▶ [The task]: Gather up all lines that carry the word "true".

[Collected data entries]
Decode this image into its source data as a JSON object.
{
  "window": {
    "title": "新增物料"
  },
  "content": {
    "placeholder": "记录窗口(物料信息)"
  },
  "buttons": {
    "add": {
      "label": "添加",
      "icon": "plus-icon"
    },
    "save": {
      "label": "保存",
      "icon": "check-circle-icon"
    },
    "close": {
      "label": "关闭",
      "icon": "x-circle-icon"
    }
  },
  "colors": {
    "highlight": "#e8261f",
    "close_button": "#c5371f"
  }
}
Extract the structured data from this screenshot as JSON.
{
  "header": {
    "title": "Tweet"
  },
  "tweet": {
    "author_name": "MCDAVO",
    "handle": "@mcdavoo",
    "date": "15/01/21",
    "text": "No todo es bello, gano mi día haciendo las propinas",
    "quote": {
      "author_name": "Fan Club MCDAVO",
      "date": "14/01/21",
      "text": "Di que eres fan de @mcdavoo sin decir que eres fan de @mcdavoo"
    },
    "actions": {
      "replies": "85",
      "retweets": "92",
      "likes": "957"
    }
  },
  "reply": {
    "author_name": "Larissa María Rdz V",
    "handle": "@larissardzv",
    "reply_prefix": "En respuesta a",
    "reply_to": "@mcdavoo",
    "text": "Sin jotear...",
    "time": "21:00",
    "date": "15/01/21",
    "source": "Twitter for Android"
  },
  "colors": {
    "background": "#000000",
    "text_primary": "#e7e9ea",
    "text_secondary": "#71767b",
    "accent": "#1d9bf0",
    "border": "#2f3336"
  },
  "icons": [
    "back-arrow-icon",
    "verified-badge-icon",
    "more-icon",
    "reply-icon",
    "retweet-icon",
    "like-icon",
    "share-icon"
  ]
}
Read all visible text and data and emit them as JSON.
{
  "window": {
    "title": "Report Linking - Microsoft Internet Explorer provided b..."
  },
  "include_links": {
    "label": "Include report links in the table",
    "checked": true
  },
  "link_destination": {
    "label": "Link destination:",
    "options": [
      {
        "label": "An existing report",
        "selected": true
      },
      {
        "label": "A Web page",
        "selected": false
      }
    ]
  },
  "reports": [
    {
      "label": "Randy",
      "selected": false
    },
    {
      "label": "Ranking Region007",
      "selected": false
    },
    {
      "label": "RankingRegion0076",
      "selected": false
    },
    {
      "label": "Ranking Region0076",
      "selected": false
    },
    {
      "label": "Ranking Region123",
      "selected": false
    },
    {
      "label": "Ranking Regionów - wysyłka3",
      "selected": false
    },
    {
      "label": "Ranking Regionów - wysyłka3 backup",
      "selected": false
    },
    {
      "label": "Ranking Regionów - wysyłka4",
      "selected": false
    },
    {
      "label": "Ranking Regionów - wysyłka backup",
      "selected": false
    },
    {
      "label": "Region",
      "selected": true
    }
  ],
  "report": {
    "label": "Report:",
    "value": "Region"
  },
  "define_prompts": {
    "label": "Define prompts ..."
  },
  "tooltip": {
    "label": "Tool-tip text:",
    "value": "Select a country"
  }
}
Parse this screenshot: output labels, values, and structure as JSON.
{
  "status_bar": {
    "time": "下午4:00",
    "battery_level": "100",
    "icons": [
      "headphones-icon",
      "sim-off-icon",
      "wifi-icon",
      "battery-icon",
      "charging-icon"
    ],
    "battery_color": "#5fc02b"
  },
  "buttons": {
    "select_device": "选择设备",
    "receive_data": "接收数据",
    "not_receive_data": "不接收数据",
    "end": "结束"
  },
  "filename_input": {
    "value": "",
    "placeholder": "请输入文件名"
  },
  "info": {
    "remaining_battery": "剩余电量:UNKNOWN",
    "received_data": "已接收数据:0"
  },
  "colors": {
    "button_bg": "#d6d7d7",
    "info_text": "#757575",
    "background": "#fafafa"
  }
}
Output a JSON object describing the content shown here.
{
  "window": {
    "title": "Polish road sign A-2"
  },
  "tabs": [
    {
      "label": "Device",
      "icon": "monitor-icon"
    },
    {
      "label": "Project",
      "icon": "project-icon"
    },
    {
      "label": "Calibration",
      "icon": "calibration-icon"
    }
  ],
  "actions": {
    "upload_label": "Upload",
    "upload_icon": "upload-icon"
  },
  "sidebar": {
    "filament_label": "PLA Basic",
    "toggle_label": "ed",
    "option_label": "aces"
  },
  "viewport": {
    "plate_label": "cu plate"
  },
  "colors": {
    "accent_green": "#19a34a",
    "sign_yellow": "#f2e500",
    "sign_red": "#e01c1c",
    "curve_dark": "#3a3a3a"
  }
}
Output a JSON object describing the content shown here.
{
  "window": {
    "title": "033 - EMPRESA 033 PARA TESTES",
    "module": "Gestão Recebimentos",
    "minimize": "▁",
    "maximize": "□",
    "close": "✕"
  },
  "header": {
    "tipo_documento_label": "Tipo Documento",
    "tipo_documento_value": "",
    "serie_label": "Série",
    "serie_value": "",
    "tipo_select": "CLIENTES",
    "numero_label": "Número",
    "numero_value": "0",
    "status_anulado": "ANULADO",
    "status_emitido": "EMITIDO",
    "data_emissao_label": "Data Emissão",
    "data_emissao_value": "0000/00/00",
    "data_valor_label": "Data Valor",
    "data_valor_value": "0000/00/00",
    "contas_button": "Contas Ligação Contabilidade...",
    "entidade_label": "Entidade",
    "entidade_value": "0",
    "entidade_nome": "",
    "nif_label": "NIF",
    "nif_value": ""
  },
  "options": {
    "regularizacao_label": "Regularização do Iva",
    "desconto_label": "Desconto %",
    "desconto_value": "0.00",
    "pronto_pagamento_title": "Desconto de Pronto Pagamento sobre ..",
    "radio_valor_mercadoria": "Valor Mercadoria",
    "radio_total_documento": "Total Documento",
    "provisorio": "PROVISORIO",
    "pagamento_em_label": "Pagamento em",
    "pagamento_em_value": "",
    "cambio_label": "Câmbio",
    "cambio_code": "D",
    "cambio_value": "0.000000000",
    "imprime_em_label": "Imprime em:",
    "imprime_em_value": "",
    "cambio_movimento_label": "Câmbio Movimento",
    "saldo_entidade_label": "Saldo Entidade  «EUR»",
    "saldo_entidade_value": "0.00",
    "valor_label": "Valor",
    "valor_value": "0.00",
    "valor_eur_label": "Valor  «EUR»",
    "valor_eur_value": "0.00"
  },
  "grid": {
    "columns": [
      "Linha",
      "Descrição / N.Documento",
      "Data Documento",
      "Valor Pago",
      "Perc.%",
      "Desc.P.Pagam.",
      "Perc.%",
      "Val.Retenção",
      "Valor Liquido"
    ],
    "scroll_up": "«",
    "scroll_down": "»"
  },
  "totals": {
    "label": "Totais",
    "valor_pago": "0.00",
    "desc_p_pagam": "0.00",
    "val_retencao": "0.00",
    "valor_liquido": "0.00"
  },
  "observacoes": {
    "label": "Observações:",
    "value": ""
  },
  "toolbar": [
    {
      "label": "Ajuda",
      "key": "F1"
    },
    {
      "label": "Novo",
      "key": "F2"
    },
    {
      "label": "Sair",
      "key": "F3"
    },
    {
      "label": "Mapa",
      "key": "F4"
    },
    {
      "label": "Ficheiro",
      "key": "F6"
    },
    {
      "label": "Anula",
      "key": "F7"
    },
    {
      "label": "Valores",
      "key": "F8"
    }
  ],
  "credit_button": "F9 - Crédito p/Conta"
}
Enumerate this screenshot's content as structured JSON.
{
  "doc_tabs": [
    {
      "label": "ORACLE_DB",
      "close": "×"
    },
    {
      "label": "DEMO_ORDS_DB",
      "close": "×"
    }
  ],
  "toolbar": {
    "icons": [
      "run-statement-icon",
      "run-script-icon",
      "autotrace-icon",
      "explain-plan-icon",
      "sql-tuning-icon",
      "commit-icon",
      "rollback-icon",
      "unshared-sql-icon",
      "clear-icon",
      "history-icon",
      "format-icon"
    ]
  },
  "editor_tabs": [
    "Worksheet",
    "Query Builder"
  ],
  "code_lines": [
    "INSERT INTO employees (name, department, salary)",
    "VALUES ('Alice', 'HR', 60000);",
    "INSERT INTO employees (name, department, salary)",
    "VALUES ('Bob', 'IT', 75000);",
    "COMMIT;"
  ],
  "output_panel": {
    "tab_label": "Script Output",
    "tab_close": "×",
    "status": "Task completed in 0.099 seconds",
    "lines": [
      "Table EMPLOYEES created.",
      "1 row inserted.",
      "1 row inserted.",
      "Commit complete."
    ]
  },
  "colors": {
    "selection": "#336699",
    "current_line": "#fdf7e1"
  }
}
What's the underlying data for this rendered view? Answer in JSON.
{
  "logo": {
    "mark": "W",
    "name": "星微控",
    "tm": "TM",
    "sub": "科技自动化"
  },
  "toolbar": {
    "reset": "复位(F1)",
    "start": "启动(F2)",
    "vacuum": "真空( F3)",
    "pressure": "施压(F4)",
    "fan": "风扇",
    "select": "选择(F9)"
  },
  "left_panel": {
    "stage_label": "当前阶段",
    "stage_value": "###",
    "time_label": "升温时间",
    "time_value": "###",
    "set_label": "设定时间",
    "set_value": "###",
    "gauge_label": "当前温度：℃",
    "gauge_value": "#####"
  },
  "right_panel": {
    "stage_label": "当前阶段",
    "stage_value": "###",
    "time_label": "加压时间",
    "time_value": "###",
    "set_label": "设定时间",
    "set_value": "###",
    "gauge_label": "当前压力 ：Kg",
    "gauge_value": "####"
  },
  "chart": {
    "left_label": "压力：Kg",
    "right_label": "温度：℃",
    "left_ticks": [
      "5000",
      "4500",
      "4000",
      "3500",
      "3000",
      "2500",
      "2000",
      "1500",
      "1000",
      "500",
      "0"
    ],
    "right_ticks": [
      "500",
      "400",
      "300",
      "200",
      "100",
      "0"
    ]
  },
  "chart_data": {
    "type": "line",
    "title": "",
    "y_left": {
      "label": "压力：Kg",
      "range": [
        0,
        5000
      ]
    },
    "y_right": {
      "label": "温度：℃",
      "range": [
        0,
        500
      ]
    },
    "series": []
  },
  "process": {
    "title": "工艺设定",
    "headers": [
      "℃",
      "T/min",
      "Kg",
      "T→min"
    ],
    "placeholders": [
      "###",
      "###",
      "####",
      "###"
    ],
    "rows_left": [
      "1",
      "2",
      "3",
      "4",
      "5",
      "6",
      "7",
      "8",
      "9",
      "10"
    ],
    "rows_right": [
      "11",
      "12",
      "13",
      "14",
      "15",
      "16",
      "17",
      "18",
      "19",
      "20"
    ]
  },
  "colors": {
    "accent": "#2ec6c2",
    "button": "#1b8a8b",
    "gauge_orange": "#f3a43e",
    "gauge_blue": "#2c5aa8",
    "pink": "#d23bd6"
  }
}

▶ [Task solution]:
    "checked": true
        "selected": true
      "selected": true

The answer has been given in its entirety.